◆ **WHAT IS ASKED**
Faithfully return all lines, omitting every embedded picture.

— Begin LISTED ENTRIES —

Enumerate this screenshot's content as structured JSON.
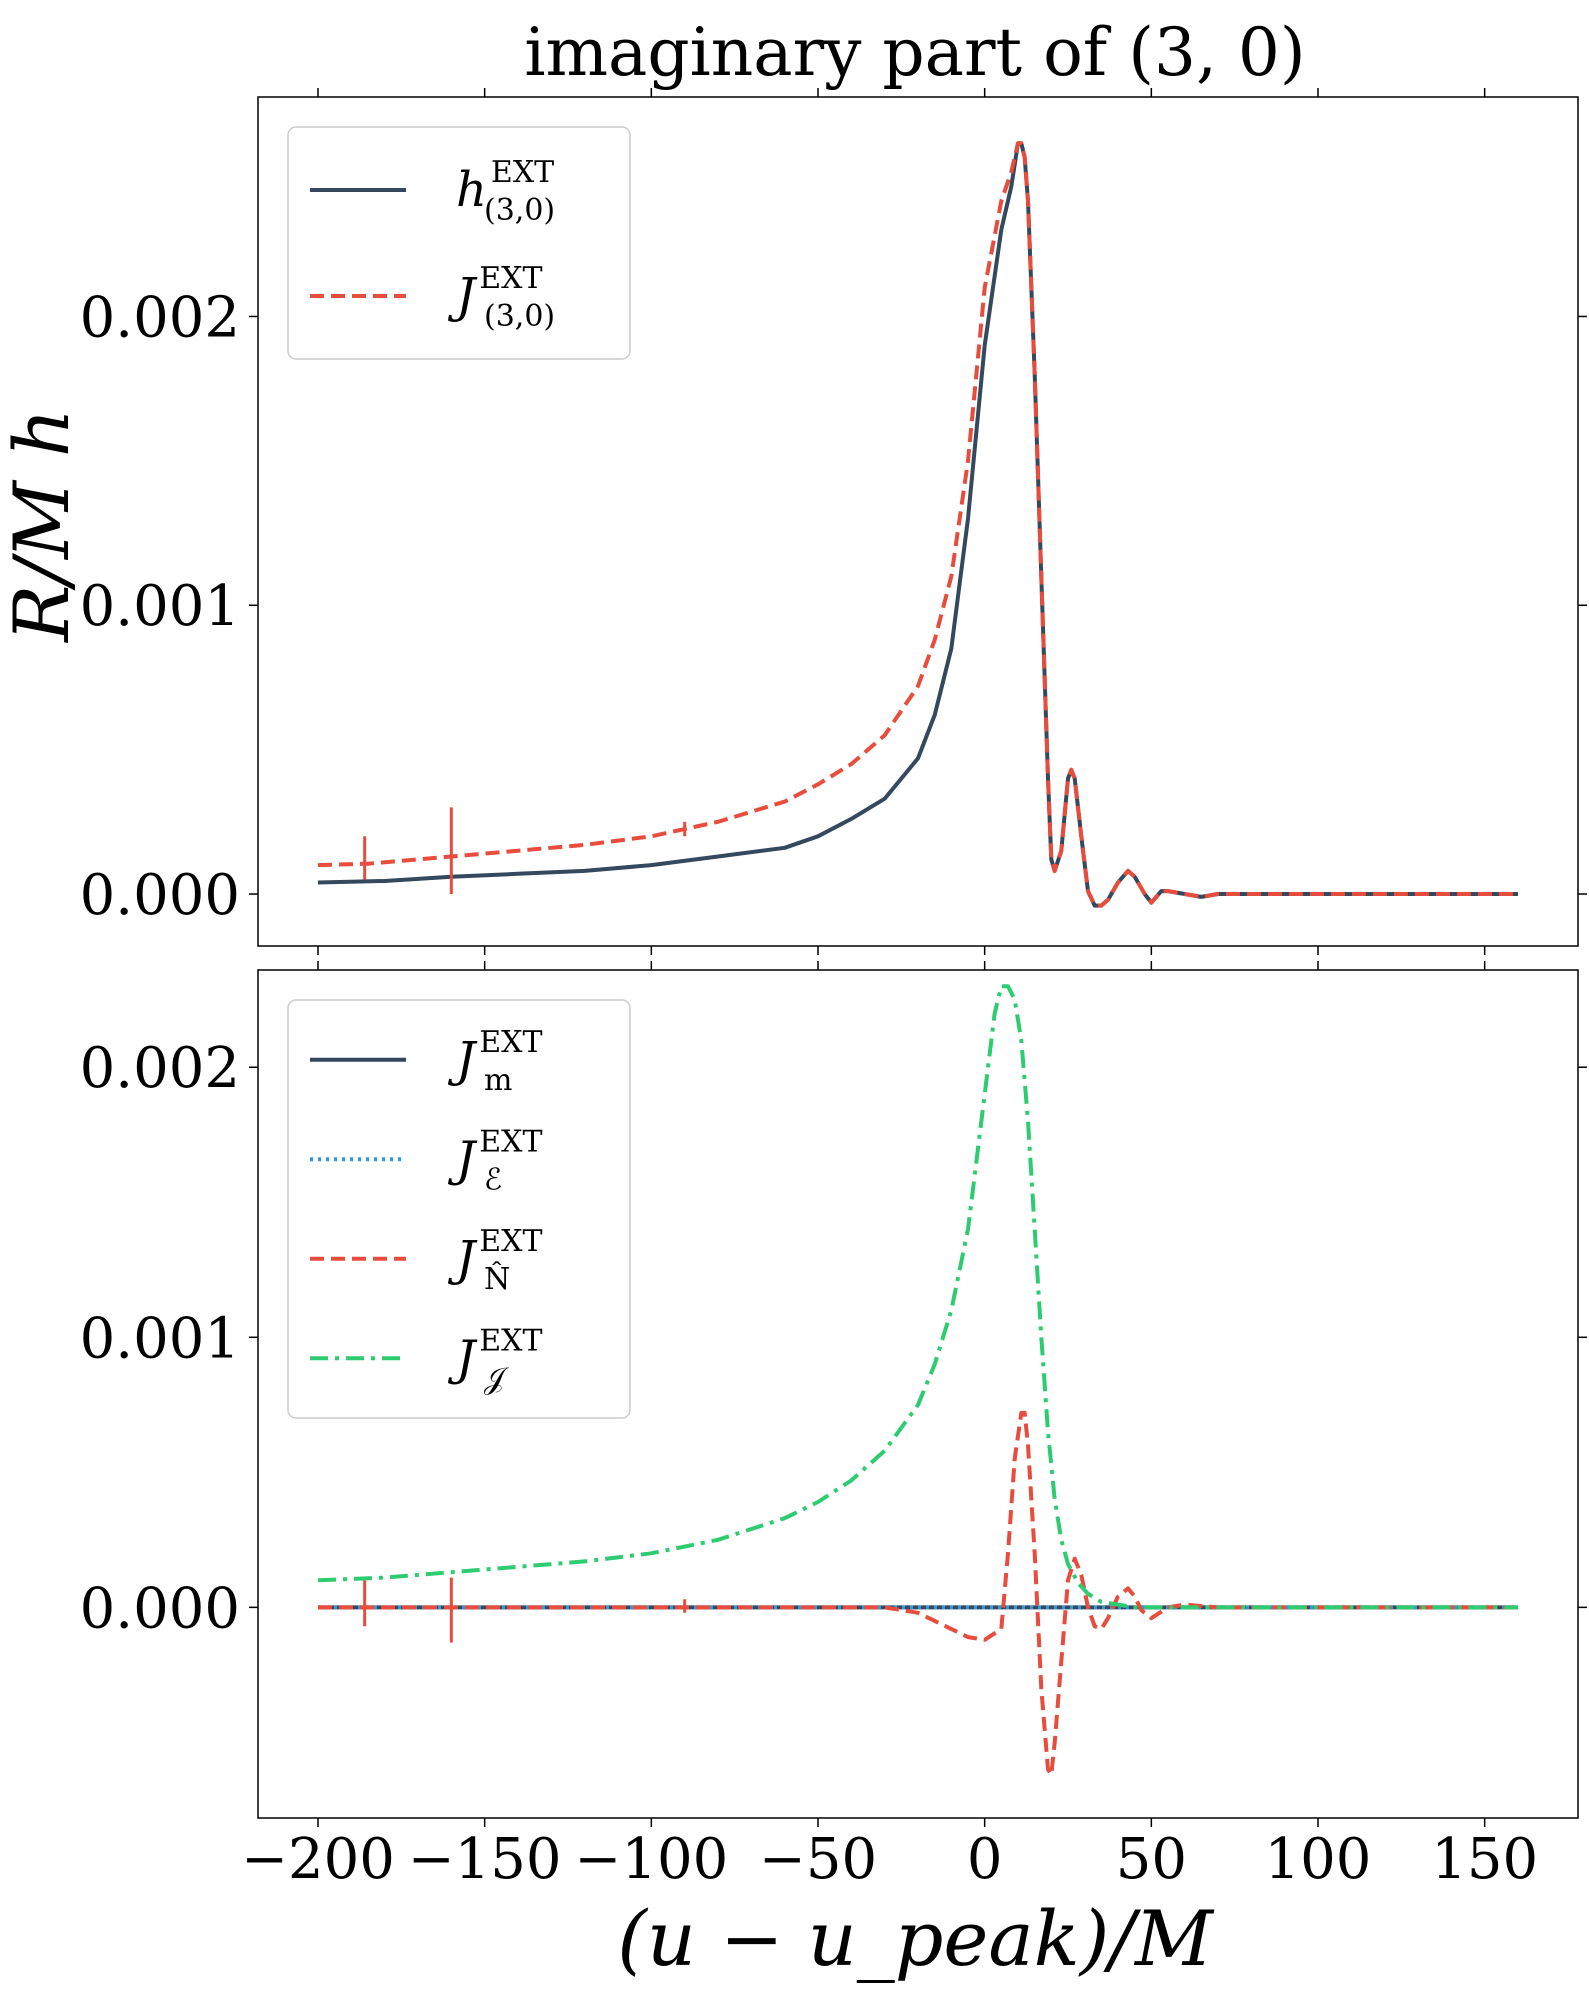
{
  "chart_data": {
    "type": "line",
    "title": "imaginary part of (3, 0)",
    "xlabel": "(u − u_peak)/M",
    "ylabel": "R/M h",
    "xlim": [
      -218,
      178
    ],
    "xticks": [
      -200,
      -150,
      -100,
      -50,
      0,
      50,
      100,
      150
    ],
    "xtick_labels": [
      "−200",
      "−150",
      "−100",
      "−50",
      "0",
      "50",
      "100",
      "150"
    ],
    "panels": [
      {
        "ylim": [
          -0.00018,
          0.00276
        ],
        "yticks": [
          0.0,
          0.001,
          0.002
        ],
        "ytick_labels": [
          "0.000",
          "0.001",
          "0.002"
        ],
        "legend_position": "upper left",
        "series": [
          {
            "name": "h^EXT_(3,0)",
            "legend_base": "h",
            "legend_sup": "EXT",
            "legend_sub": "(3,0)",
            "color": "#34495e",
            "style": "solid",
            "x": [
              -200,
              -180,
              -160,
              -140,
              -120,
              -100,
              -80,
              -60,
              -50,
              -40,
              -30,
              -20,
              -15,
              -10,
              -5,
              0,
              5,
              8,
              10,
              11,
              12,
              13,
              15,
              17,
              19,
              20,
              21,
              23,
              25,
              26,
              27,
              29,
              31,
              33,
              35,
              37,
              40,
              43,
              45,
              48,
              50,
              53,
              55,
              60,
              65,
              70,
              80,
              100,
              130,
              160
            ],
            "y": [
              4e-05,
              4.5e-05,
              6e-05,
              7e-05,
              8e-05,
              0.0001,
              0.00013,
              0.00016,
              0.0002,
              0.00026,
              0.00033,
              0.00047,
              0.00062,
              0.00085,
              0.0013,
              0.0019,
              0.0023,
              0.00245,
              0.0026,
              0.0026,
              0.00255,
              0.0024,
              0.0018,
              0.0011,
              0.0004,
              0.00012,
              8e-05,
              0.00015,
              0.0004,
              0.00043,
              0.0004,
              0.0002,
              1e-05,
              -4e-05,
              -4e-05,
              -2e-05,
              4e-05,
              8e-05,
              6e-05,
              0.0,
              -3e-05,
              1e-05,
              1e-05,
              0.0,
              -1e-05,
              0.0,
              0.0,
              0.0,
              0.0,
              0.0
            ]
          },
          {
            "name": "J^EXT_(3,0)",
            "legend_base": "J",
            "legend_sup": "EXT",
            "legend_sub": "(3,0)",
            "color": "#e74c3c",
            "style": "dashed",
            "x": [
              -200,
              -185,
              -170,
              -160,
              -140,
              -120,
              -100,
              -80,
              -60,
              -50,
              -40,
              -30,
              -20,
              -15,
              -10,
              -5,
              0,
              5,
              8,
              10,
              11,
              12,
              13,
              15,
              17,
              19,
              20,
              21,
              23,
              25,
              26,
              27,
              29,
              31,
              33,
              35,
              37,
              40,
              43,
              45,
              48,
              50,
              53,
              55,
              60,
              65,
              70,
              80,
              100,
              130,
              160
            ],
            "y": [
              0.0001,
              0.000105,
              0.00012,
              0.00013,
              0.00015,
              0.00017,
              0.0002,
              0.00025,
              0.00032,
              0.00038,
              0.00045,
              0.00055,
              0.00072,
              0.00088,
              0.0011,
              0.0015,
              0.0021,
              0.0024,
              0.0025,
              0.0026,
              0.0026,
              0.00255,
              0.0024,
              0.0018,
              0.0011,
              0.0004,
              0.00012,
              8e-05,
              0.00015,
              0.0004,
              0.00043,
              0.0004,
              0.0002,
              1e-05,
              -4e-05,
              -4e-05,
              -2e-05,
              4e-05,
              8e-05,
              6e-05,
              0.0,
              -3e-05,
              1e-05,
              1e-05,
              0.0,
              -1e-05,
              0.0,
              0.0,
              0.0,
              0.0,
              0.0
            ],
            "spikes": [
              {
                "x": -186,
                "ymin": 5e-05,
                "ymax": 0.0002
              },
              {
                "x": -160,
                "ymin": 0.0,
                "ymax": 0.0003
              },
              {
                "x": -90,
                "ymin": 0.0002,
                "ymax": 0.00025
              }
            ]
          }
        ]
      },
      {
        "ylim": [
          -0.00078,
          0.00236
        ],
        "yticks": [
          0.0,
          0.001,
          0.002
        ],
        "ytick_labels": [
          "0.000",
          "0.001",
          "0.002"
        ],
        "legend_position": "upper left",
        "series": [
          {
            "name": "J^EXT_m",
            "legend_base": "J",
            "legend_sup": "EXT",
            "legend_sub": "m",
            "color": "#34495e",
            "style": "solid",
            "x": [
              -200,
              160
            ],
            "y": [
              0.0,
              0.0
            ]
          },
          {
            "name": "J^EXT_ℰ",
            "legend_base": "J",
            "legend_sup": "EXT",
            "legend_sub": "ℰ",
            "color": "#3498db",
            "style": "dotted",
            "x": [
              -200,
              160
            ],
            "y": [
              0.0,
              0.0
            ]
          },
          {
            "name": "J^EXT_N̂",
            "legend_base": "J",
            "legend_sup": "EXT",
            "legend_sub": "N̂",
            "color": "#e74c3c",
            "style": "dashed",
            "x": [
              -200,
              -150,
              -100,
              -50,
              -30,
              -20,
              -15,
              -10,
              -5,
              0,
              5,
              7,
              9,
              11,
              12,
              13,
              15,
              17,
              19,
              20,
              21,
              23,
              25,
              27,
              29,
              31,
              33,
              35,
              37,
              40,
              43,
              45,
              47,
              50,
              55,
              60,
              70,
              80,
              100,
              160
            ],
            "y": [
              0.0,
              0.0,
              0.0,
              0.0,
              0.0,
              -2e-05,
              -5e-05,
              -8e-05,
              -0.00011,
              -0.00012,
              -8e-05,
              0.0002,
              0.00055,
              0.00072,
              0.00072,
              0.0006,
              0.0002,
              -0.0003,
              -0.0006,
              -0.00062,
              -0.0005,
              -0.0002,
              0.0001,
              0.00018,
              0.00012,
              0.0,
              -7e-05,
              -8e-05,
              -4e-05,
              4e-05,
              7e-05,
              4e-05,
              -1e-05,
              -4e-05,
              0.0,
              1e-05,
              0.0,
              0.0,
              0.0,
              0.0
            ],
            "spikes": [
              {
                "x": -186,
                "ymin": -7e-05,
                "ymax": 0.0001
              },
              {
                "x": -160,
                "ymin": -0.00013,
                "ymax": 0.00011
              },
              {
                "x": -90,
                "ymin": -2e-05,
                "ymax": 3e-05
              }
            ]
          },
          {
            "name": "J^EXT_𝒥",
            "legend_base": "J",
            "legend_sup": "EXT",
            "legend_sub": "𝒥",
            "color": "#2ecc71",
            "style": "dashdot",
            "x": [
              -200,
              -180,
              -160,
              -140,
              -120,
              -100,
              -80,
              -60,
              -50,
              -40,
              -30,
              -20,
              -15,
              -10,
              -5,
              0,
              3,
              5,
              7,
              9,
              11,
              13,
              15,
              17,
              19,
              21,
              23,
              25,
              28,
              31,
              35,
              40,
              45,
              50,
              60,
              80,
              100,
              160
            ],
            "y": [
              0.0001,
              0.00011,
              0.00013,
              0.00015,
              0.00017,
              0.0002,
              0.00025,
              0.00033,
              0.00039,
              0.00047,
              0.00058,
              0.00075,
              0.0009,
              0.0011,
              0.0014,
              0.0019,
              0.0022,
              0.0023,
              0.0023,
              0.00225,
              0.0021,
              0.0018,
              0.0014,
              0.001,
              0.00065,
              0.0004,
              0.00025,
              0.00016,
              9e-05,
              5e-05,
              2e-05,
              1e-05,
              0.0,
              0.0,
              0.0,
              0.0,
              0.0,
              0.0
            ]
          }
        ]
      }
    ]
  }
}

— End LISTED ENTRIES —

◆ **RIGHT ANSWER**
Enumerate this screenshot's content as structured JSON.
{
  "chart_data": {
    "type": "line",
    "title": "imaginary part of (3, 0)",
    "xlabel": "(u − u_peak)/M",
    "ylabel": "R/M h",
    "xlim": [
      -218,
      178
    ],
    "xticks": [
      -200,
      -150,
      -100,
      -50,
      0,
      50,
      100,
      150
    ],
    "xtick_labels": [
      "−200",
      "−150",
      "−100",
      "−50",
      "0",
      "50",
      "100",
      "150"
    ],
    "panels": [
      {
        "ylim": [
          -0.00018,
          0.00276
        ],
        "yticks": [
          0.0,
          0.001,
          0.002
        ],
        "ytick_labels": [
          "0.000",
          "0.001",
          "0.002"
        ],
        "legend_position": "upper left",
        "series": [
          {
            "name": "h^EXT_(3,0)",
            "legend_base": "h",
            "legend_sup": "EXT",
            "legend_sub": "(3,0)",
            "color": "#34495e",
            "style": "solid",
            "x": [
              -200,
              -180,
              -160,
              -140,
              -120,
              -100,
              -80,
              -60,
              -50,
              -40,
              -30,
              -20,
              -15,
              -10,
              -5,
              0,
              5,
              8,
              10,
              11,
              12,
              13,
              15,
              17,
              19,
              20,
              21,
              23,
              25,
              26,
              27,
              29,
              31,
              33,
              35,
              37,
              40,
              43,
              45,
              48,
              50,
              53,
              55,
              60,
              65,
              70,
              80,
              100,
              130,
              160
            ],
            "y": [
              4e-05,
              4.5e-05,
              6e-05,
              7e-05,
              8e-05,
              0.0001,
              0.00013,
              0.00016,
              0.0002,
              0.00026,
              0.00033,
              0.00047,
              0.00062,
              0.00085,
              0.0013,
              0.0019,
              0.0023,
              0.00245,
              0.0026,
              0.0026,
              0.00255,
              0.0024,
              0.0018,
              0.0011,
              0.0004,
              0.00012,
              8e-05,
              0.00015,
              0.0004,
              0.00043,
              0.0004,
              0.0002,
              1e-05,
              -4e-05,
              -4e-05,
              -2e-05,
              4e-05,
              8e-05,
              6e-05,
              0.0,
              -3e-05,
              1e-05,
              1e-05,
              0.0,
              -1e-05,
              0.0,
              0.0,
              0.0,
              0.0,
              0.0
            ]
          },
          {
            "name": "J^EXT_(3,0)",
            "legend_base": "J",
            "legend_sup": "EXT",
            "legend_sub": "(3,0)",
            "color": "#e74c3c",
            "style": "dashed",
            "x": [
              -200,
              -185,
              -170,
              -160,
              -140,
              -120,
              -100,
              -80,
              -60,
              -50,
              -40,
              -30,
              -20,
              -15,
              -10,
              -5,
              0,
              5,
              8,
              10,
              11,
              12,
              13,
              15,
              17,
              19,
              20,
              21,
              23,
              25,
              26,
              27,
              29,
              31,
              33,
              35,
              37,
              40,
              43,
              45,
              48,
              50,
              53,
              55,
              60,
              65,
              70,
              80,
              100,
              130,
              160
            ],
            "y": [
              0.0001,
              0.000105,
              0.00012,
              0.00013,
              0.00015,
              0.00017,
              0.0002,
              0.00025,
              0.00032,
              0.00038,
              0.00045,
              0.00055,
              0.00072,
              0.00088,
              0.0011,
              0.0015,
              0.0021,
              0.0024,
              0.0025,
              0.0026,
              0.0026,
              0.00255,
              0.0024,
              0.0018,
              0.0011,
              0.0004,
              0.00012,
              8e-05,
              0.00015,
              0.0004,
              0.00043,
              0.0004,
              0.0002,
              1e-05,
              -4e-05,
              -4e-05,
              -2e-05,
              4e-05,
              8e-05,
              6e-05,
              0.0,
              -3e-05,
              1e-05,
              1e-05,
              0.0,
              -1e-05,
              0.0,
              0.0,
              0.0,
              0.0,
              0.0
            ],
            "spikes": [
              {
                "x": -186,
                "ymin": 5e-05,
                "ymax": 0.0002
              },
              {
                "x": -160,
                "ymin": 0.0,
                "ymax": 0.0003
              },
              {
                "x": -90,
                "ymin": 0.0002,
                "ymax": 0.00025
              }
            ]
          }
        ]
      },
      {
        "ylim": [
          -0.00078,
          0.00236
        ],
        "yticks": [
          0.0,
          0.001,
          0.002
        ],
        "ytick_labels": [
          "0.000",
          "0.001",
          "0.002"
        ],
        "legend_position": "upper left",
        "series": [
          {
            "name": "J^EXT_m",
            "legend_base": "J",
            "legend_sup": "EXT",
            "legend_sub": "m",
            "color": "#34495e",
            "style": "solid",
            "x": [
              -200,
              160
            ],
            "y": [
              0.0,
              0.0
            ]
          },
          {
            "name": "J^EXT_ℰ",
            "legend_base": "J",
            "legend_sup": "EXT",
            "legend_sub": "ℰ",
            "color": "#3498db",
            "style": "dotted",
            "x": [
              -200,
              160
            ],
            "y": [
              0.0,
              0.0
            ]
          },
          {
            "name": "J^EXT_N̂",
            "legend_base": "J",
            "legend_sup": "EXT",
            "legend_sub": "N̂",
            "color": "#e74c3c",
            "style": "dashed",
            "x": [
              -200,
              -150,
              -100,
              -50,
              -30,
              -20,
              -15,
              -10,
              -5,
              0,
              5,
              7,
              9,
              11,
              12,
              13,
              15,
              17,
              19,
              20,
              21,
              23,
              25,
              27,
              29,
              31,
              33,
              35,
              37,
              40,
              43,
              45,
              47,
              50,
              55,
              60,
              70,
              80,
              100,
              160
            ],
            "y": [
              0.0,
              0.0,
              0.0,
              0.0,
              0.0,
              -2e-05,
              -5e-05,
              -8e-05,
              -0.00011,
              -0.00012,
              -8e-05,
              0.0002,
              0.00055,
              0.00072,
              0.00072,
              0.0006,
              0.0002,
              -0.0003,
              -0.0006,
              -0.00062,
              -0.0005,
              -0.0002,
              0.0001,
              0.00018,
              0.00012,
              0.0,
              -7e-05,
              -8e-05,
              -4e-05,
              4e-05,
              7e-05,
              4e-05,
              -1e-05,
              -4e-05,
              0.0,
              1e-05,
              0.0,
              0.0,
              0.0,
              0.0
            ],
            "spikes": [
              {
                "x": -186,
                "ymin": -7e-05,
                "ymax": 0.0001
              },
              {
                "x": -160,
                "ymin": -0.00013,
                "ymax": 0.00011
              },
              {
                "x": -90,
                "ymin": -2e-05,
                "ymax": 3e-05
              }
            ]
          },
          {
            "name": "J^EXT_𝒥",
            "legend_base": "J",
            "legend_sup": "EXT",
            "legend_sub": "𝒥",
            "color": "#2ecc71",
            "style": "dashdot",
            "x": [
              -200,
              -180,
              -160,
              -140,
              -120,
              -100,
              -80,
              -60,
              -50,
              -40,
              -30,
              -20,
              -15,
              -10,
              -5,
              0,
              3,
              5,
              7,
              9,
              11,
              13,
              15,
              17,
              19,
              21,
              23,
              25,
              28,
              31,
              35,
              40,
              45,
              50,
              60,
              80,
              100,
              160
            ],
            "y": [
              0.0001,
              0.00011,
              0.00013,
              0.00015,
              0.00017,
              0.0002,
              0.00025,
              0.00033,
              0.00039,
              0.00047,
              0.00058,
              0.00075,
              0.0009,
              0.0011,
              0.0014,
              0.0019,
              0.0022,
              0.0023,
              0.0023,
              0.00225,
              0.0021,
              0.0018,
              0.0014,
              0.001,
              0.00065,
              0.0004,
              0.00025,
              0.00016,
              9e-05,
              5e-05,
              2e-05,
              1e-05,
              0.0,
              0.0,
              0.0,
              0.0,
              0.0,
              0.0
            ]
          }
        ]
      }
    ]
  }
}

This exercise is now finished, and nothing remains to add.